EXERCISE INSTRUCTIONS: Could every line of the data be printed exactly as it reads?

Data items
>> begin
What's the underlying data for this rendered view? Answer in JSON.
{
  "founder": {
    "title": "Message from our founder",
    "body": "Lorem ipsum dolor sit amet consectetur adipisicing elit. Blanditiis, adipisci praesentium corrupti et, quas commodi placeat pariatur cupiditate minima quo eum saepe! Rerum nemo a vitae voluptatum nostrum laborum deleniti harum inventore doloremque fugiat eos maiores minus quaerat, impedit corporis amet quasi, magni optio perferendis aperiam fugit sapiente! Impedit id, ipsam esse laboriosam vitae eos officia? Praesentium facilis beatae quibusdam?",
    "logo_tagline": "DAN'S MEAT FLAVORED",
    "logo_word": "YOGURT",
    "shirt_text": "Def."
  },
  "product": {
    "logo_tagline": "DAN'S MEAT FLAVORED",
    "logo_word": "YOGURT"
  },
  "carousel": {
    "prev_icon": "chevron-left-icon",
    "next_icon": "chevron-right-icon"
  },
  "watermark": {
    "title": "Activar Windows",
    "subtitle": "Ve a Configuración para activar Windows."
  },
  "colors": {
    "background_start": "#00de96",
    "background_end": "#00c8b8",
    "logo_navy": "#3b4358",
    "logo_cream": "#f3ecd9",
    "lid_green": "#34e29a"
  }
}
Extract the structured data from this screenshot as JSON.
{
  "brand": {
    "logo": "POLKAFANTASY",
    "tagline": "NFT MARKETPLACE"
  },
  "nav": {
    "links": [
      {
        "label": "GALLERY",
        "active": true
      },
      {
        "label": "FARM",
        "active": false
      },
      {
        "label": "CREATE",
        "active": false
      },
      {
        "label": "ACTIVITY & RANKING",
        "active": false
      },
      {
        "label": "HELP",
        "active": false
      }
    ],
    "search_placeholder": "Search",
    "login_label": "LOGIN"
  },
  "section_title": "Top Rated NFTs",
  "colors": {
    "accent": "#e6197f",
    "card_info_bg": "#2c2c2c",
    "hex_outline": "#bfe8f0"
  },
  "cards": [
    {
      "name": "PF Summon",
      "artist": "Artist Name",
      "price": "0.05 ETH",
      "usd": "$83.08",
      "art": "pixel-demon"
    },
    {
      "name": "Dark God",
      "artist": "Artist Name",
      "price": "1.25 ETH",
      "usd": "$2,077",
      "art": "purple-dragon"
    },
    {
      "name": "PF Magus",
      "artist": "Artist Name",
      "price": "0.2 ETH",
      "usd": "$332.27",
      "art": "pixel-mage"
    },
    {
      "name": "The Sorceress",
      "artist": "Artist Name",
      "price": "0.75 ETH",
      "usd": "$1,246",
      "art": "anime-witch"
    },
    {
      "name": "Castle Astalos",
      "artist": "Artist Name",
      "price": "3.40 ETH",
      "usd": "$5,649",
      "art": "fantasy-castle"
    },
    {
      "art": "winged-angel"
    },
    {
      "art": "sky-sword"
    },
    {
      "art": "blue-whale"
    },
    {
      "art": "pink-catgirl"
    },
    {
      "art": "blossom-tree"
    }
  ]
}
>> end
TASK ANSWER:
What's the underlying data for this rendered view? Answer in JSON.
{
  "founder": {
    "title": "Message from our founder",
    "body": "Lorem ipsum dolor sit amet consectetur adipisicing elit. Blanditiis, adipisci praesentium corrupti et, quas commodi placeat pariatur cupiditate minima quo eum saepe! Rerum nemo a vitae voluptatum nostrum laborum deleniti harum inventore doloremque fugiat eos maiores minus quaerat, impedit corporis amet quasi, magni optio perferendis aperiam fugit sapiente! Impedit id, ipsam esse laboriosam vitae eos officia? Praesentium facilis beatae quibusdam?",
    "logo_tagline": "DAN'S MEAT FLAVORED",
    "logo_word": "YOGURT",
    "shirt_text": "Def."
  },
  "product": {
    "logo_tagline": "DAN'S MEAT FLAVORED",
    "logo_word": "YOGURT"
  },
  "carousel": {
    "prev_icon": "chevron-left-icon",
    "next_icon": "chevron-right-icon"
  },
  "watermark": {
    "title": "Activar Windows",
    "subtitle": "Ve a Configuración para activar Windows."
  },
  "colors": {
    "background_start": "#00de96",
    "background_end": "#00c8b8",
    "logo_navy": "#3b4358",
    "logo_cream": "#f3ecd9",
    "lid_green": "#34e29a"
  }
}
Extract the structured data from this screenshot as JSON.
{
  "brand": {
    "logo": "POLKAFANTASY",
    "tagline": "NFT MARKETPLACE"
  },
  "nav": {
    "links": [
      {
        "label": "GALLERY",
        "active": true
      },
      {
        "label": "FARM",
        "active": false
      },
      {
        "label": "CREATE",
        "active": false
      },
      {
        "label": "ACTIVITY & RANKING",
        "active": false
      },
      {
        "label": "HELP",
        "active": false
      }
    ],
    "search_placeholder": "Search",
    "login_label": "LOGIN"
  },
  "section_title": "Top Rated NFTs",
  "colors": {
    "accent": "#e6197f",
    "card_info_bg": "#2c2c2c",
    "hex_outline": "#bfe8f0"
  },
  "cards": [
    {
      "name": "PF Summon",
      "artist": "Artist Name",
      "price": "0.05 ETH",
      "usd": "$83.08",
      "art": "pixel-demon"
    },
    {
      "name": "Dark God",
      "artist": "Artist Name",
      "price": "1.25 ETH",
      "usd": "$2,077",
      "art": "purple-dragon"
    },
    {
      "name": "PF Magus",
      "artist": "Artist Name",
      "price": "0.2 ETH",
      "usd": "$332.27",
      "art": "pixel-mage"
    },
    {
      "name": "The Sorceress",
      "artist": "Artist Name",
      "price": "0.75 ETH",
      "usd": "$1,246",
      "art": "anime-witch"
    },
    {
      "name": "Castle Astalos",
      "artist": "Artist Name",
      "price": "3.40 ETH",
      "usd": "$5,649",
      "art": "fantasy-castle"
    },
    {
      "art": "winged-angel"
    },
    {
      "art": "sky-sword"
    },
    {
      "art": "blue-whale"
    },
    {
      "art": "pink-catgirl"
    },
    {
      "art": "blossom-tree"
    }
  ]
}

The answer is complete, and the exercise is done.